Dataset items
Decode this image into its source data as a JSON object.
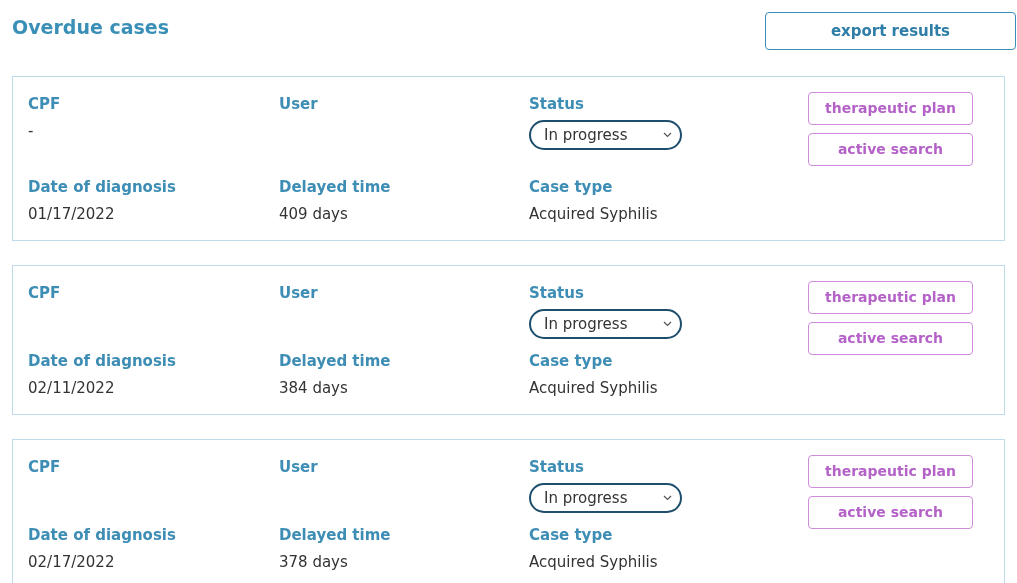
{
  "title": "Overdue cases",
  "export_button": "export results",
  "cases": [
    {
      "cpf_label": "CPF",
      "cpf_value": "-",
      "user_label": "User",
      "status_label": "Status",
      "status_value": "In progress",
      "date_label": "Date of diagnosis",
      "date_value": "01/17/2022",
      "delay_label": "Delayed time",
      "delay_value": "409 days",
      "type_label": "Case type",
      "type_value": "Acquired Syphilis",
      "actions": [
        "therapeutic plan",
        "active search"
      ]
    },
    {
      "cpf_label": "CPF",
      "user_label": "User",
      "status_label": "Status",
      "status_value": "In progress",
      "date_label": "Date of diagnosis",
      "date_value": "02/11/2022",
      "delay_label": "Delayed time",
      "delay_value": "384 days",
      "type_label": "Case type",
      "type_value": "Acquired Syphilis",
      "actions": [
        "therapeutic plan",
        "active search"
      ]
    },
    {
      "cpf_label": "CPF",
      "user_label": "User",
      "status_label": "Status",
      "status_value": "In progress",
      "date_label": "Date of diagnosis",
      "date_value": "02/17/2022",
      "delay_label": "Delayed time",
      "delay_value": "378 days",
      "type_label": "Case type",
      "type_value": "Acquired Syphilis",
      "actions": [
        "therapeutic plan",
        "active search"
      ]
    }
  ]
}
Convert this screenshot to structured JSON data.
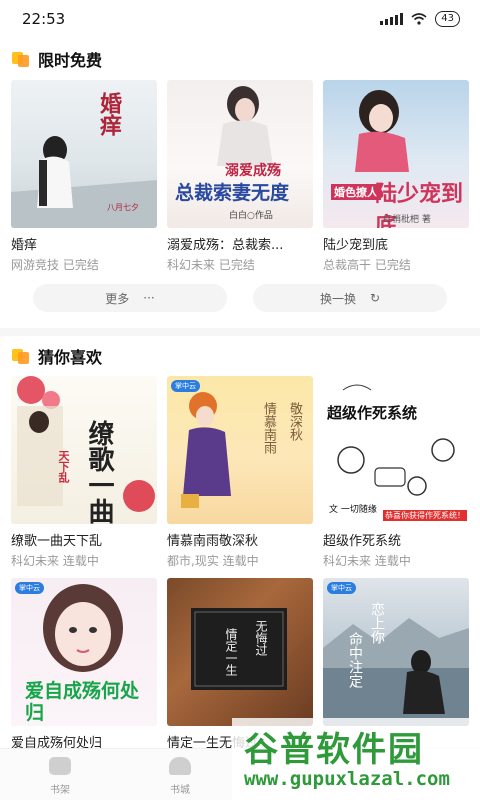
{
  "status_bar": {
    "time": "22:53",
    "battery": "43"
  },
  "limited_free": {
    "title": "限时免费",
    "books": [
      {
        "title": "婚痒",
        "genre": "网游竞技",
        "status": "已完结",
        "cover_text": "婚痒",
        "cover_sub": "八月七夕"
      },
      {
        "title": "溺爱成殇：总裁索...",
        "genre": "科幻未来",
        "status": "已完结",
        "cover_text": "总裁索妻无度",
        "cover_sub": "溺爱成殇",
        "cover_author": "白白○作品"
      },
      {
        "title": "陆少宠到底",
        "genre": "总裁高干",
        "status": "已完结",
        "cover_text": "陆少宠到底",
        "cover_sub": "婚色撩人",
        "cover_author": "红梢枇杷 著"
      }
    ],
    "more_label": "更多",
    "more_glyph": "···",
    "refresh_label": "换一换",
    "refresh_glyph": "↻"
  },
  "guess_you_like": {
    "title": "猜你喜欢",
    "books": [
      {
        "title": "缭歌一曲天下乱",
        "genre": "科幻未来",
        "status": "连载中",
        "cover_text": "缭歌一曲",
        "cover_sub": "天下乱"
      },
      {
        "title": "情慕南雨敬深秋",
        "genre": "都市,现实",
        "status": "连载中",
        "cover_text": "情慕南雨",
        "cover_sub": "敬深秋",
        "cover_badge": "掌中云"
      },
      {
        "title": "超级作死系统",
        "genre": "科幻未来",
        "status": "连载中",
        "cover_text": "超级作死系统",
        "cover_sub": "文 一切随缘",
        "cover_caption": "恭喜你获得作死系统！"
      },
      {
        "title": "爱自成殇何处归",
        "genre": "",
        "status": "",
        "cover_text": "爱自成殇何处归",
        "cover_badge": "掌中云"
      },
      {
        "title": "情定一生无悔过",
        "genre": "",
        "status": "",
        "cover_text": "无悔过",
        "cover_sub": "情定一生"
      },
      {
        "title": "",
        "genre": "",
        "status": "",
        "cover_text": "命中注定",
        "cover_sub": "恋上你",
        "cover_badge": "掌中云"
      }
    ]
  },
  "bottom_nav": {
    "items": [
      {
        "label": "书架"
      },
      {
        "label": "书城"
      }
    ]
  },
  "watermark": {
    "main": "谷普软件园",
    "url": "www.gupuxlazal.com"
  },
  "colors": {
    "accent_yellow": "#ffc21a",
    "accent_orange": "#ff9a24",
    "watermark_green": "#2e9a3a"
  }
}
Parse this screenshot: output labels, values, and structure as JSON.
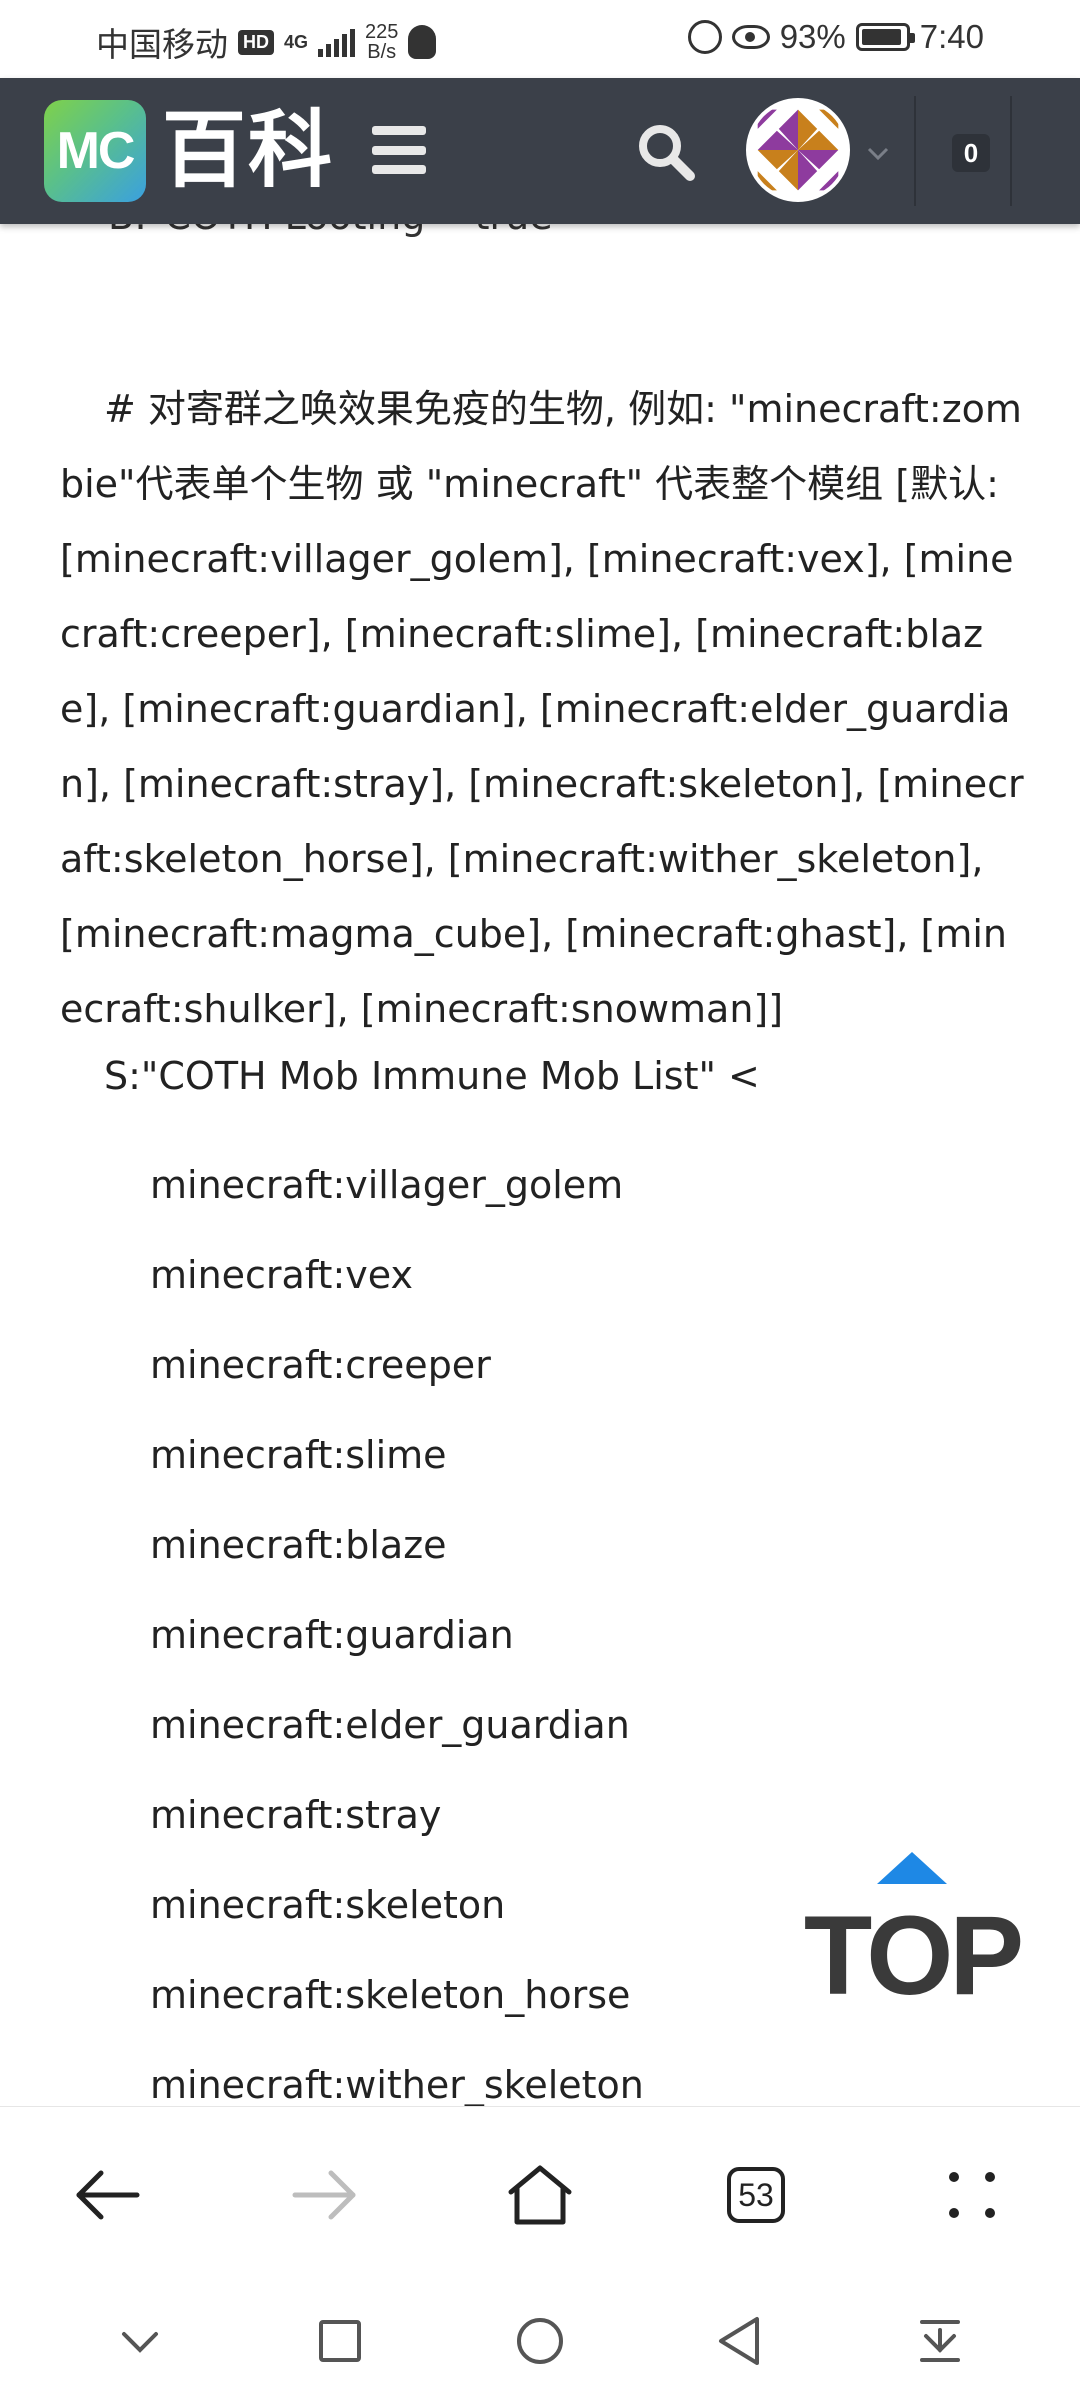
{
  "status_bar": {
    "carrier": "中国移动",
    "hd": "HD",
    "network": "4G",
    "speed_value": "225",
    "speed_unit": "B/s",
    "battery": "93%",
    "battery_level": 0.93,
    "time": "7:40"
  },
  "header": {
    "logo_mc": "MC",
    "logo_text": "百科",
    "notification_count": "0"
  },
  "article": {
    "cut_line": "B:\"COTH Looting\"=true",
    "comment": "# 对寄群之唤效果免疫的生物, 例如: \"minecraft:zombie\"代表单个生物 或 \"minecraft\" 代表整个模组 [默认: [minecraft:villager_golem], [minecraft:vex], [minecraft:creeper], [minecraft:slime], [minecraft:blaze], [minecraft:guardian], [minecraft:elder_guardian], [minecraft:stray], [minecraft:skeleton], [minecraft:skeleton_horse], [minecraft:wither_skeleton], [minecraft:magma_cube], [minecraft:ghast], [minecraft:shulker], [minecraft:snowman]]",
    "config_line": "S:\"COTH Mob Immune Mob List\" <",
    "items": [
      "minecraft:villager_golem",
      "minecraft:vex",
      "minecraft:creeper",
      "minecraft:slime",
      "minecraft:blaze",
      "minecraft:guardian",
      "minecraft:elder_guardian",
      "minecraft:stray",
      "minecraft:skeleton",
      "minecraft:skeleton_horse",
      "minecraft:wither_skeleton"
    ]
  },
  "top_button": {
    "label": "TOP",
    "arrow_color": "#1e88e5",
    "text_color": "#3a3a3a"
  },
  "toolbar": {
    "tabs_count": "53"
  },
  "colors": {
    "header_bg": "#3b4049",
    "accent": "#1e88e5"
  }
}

Direction: Quote the data above in full and without alteration; skip the pictures.

Exercise solution:
Decode this image into its source data as a JSON object.
{
  "title": "Overdue cases",
  "export_button": "export results",
  "cases": [
    {
      "cpf_label": "CPF",
      "cpf_value": "-",
      "user_label": "User",
      "status_label": "Status",
      "status_value": "In progress",
      "date_label": "Date of diagnosis",
      "date_value": "01/17/2022",
      "delay_label": "Delayed time",
      "delay_value": "409 days",
      "type_label": "Case type",
      "type_value": "Acquired Syphilis",
      "actions": [
        "therapeutic plan",
        "active search"
      ]
    },
    {
      "cpf_label": "CPF",
      "user_label": "User",
      "status_label": "Status",
      "status_value": "In progress",
      "date_label": "Date of diagnosis",
      "date_value": "02/11/2022",
      "delay_label": "Delayed time",
      "delay_value": "384 days",
      "type_label": "Case type",
      "type_value": "Acquired Syphilis",
      "actions": [
        "therapeutic plan",
        "active search"
      ]
    },
    {
      "cpf_label": "CPF",
      "user_label": "User",
      "status_label": "Status",
      "status_value": "In progress",
      "date_label": "Date of diagnosis",
      "date_value": "02/17/2022",
      "delay_label": "Delayed time",
      "delay_value": "378 days",
      "type_label": "Case type",
      "type_value": "Acquired Syphilis",
      "actions": [
        "therapeutic plan",
        "active search"
      ]
    }
  ]
}
Convert this screenshot to structured JSON data.
{
  "status_bar": {
    "time": "22:53",
    "battery": "43"
  },
  "limited_free": {
    "title": "限时免费",
    "books": [
      {
        "title": "婚痒",
        "genre": "网游竞技",
        "status": "已完结",
        "cover_text": "婚痒",
        "cover_sub": "八月七夕"
      },
      {
        "title": "溺爱成殇：总裁索...",
        "genre": "科幻未来",
        "status": "已完结",
        "cover_text": "总裁索妻无度",
        "cover_sub": "溺爱成殇",
        "cover_author": "白白○作品"
      },
      {
        "title": "陆少宠到底",
        "genre": "总裁高干",
        "status": "已完结",
        "cover_text": "陆少宠到底",
        "cover_sub": "婚色撩人",
        "cover_author": "红梢枇杷 著"
      }
    ],
    "more_label": "更多",
    "more_glyph": "···",
    "refresh_label": "换一换",
    "refresh_glyph": "↻"
  },
  "guess_you_like": {
    "title": "猜你喜欢",
    "books": [
      {
        "title": "缭歌一曲天下乱",
        "genre": "科幻未来",
        "status": "连载中",
        "cover_text": "缭歌一曲",
        "cover_sub": "天下乱"
      },
      {
        "title": "情慕南雨敬深秋",
        "genre": "都市,现实",
        "status": "连载中",
        "cover_text": "情慕南雨",
        "cover_sub": "敬深秋",
        "cover_badge": "掌中云"
      },
      {
        "title": "超级作死系统",
        "genre": "科幻未来",
        "status": "连载中",
        "cover_text": "超级作死系统",
        "cover_sub": "文 一切随缘",
        "cover_caption": "恭喜你获得作死系统！"
      },
      {
        "title": "爱自成殇何处归",
        "genre": "",
        "status": "",
        "cover_text": "爱自成殇何处归",
        "cover_badge": "掌中云"
      },
      {
        "title": "情定一生无悔过",
        "genre": "",
        "status": "",
        "cover_text": "无悔过",
        "cover_sub": "情定一生"
      },
      {
        "title": "",
        "genre": "",
        "status": "",
        "cover_text": "命中注定",
        "cover_sub": "恋上你",
        "cover_badge": "掌中云"
      }
    ]
  },
  "bottom_nav": {
    "items": [
      {
        "label": "书架"
      },
      {
        "label": "书城"
      }
    ]
  },
  "watermark": {
    "main": "谷普软件园",
    "url": "www.gupuxlazal.com"
  },
  "colors": {
    "accent_yellow": "#ffc21a",
    "accent_orange": "#ff9a24",
    "watermark_green": "#2e9a3a"
  }
}
Parse this screenshot: output labels, values, and structure as JSON.
{
  "status_bar": {
    "carrier": "中国移动",
    "hd": "HD",
    "network": "4G",
    "speed_value": "225",
    "speed_unit": "B/s",
    "battery": "93%",
    "battery_level": 0.93,
    "time": "7:40"
  },
  "header": {
    "logo_mc": "MC",
    "logo_text": "百科",
    "notification_count": "0"
  },
  "article": {
    "cut_line": "B:\"COTH Looting\"=true",
    "comment": "# 对寄群之唤效果免疫的生物, 例如: \"minecraft:zombie\"代表单个生物 或 \"minecraft\" 代表整个模组 [默认: [minecraft:villager_golem], [minecraft:vex], [minecraft:creeper], [minecraft:slime], [minecraft:blaze], [minecraft:guardian], [minecraft:elder_guardian], [minecraft:stray], [minecraft:skeleton], [minecraft:skeleton_horse], [minecraft:wither_skeleton], [minecraft:magma_cube], [minecraft:ghast], [minecraft:shulker], [minecraft:snowman]]",
    "config_line": "S:\"COTH Mob Immune Mob List\" <",
    "items": [
      "minecraft:villager_golem",
      "minecraft:vex",
      "minecraft:creeper",
      "minecraft:slime",
      "minecraft:blaze",
      "minecraft:guardian",
      "minecraft:elder_guardian",
      "minecraft:stray",
      "minecraft:skeleton",
      "minecraft:skeleton_horse",
      "minecraft:wither_skeleton"
    ]
  },
  "top_button": {
    "label": "TOP",
    "arrow_color": "#1e88e5",
    "text_color": "#3a3a3a"
  },
  "toolbar": {
    "tabs_count": "53"
  },
  "colors": {
    "header_bg": "#3b4049",
    "accent": "#1e88e5"
  }
}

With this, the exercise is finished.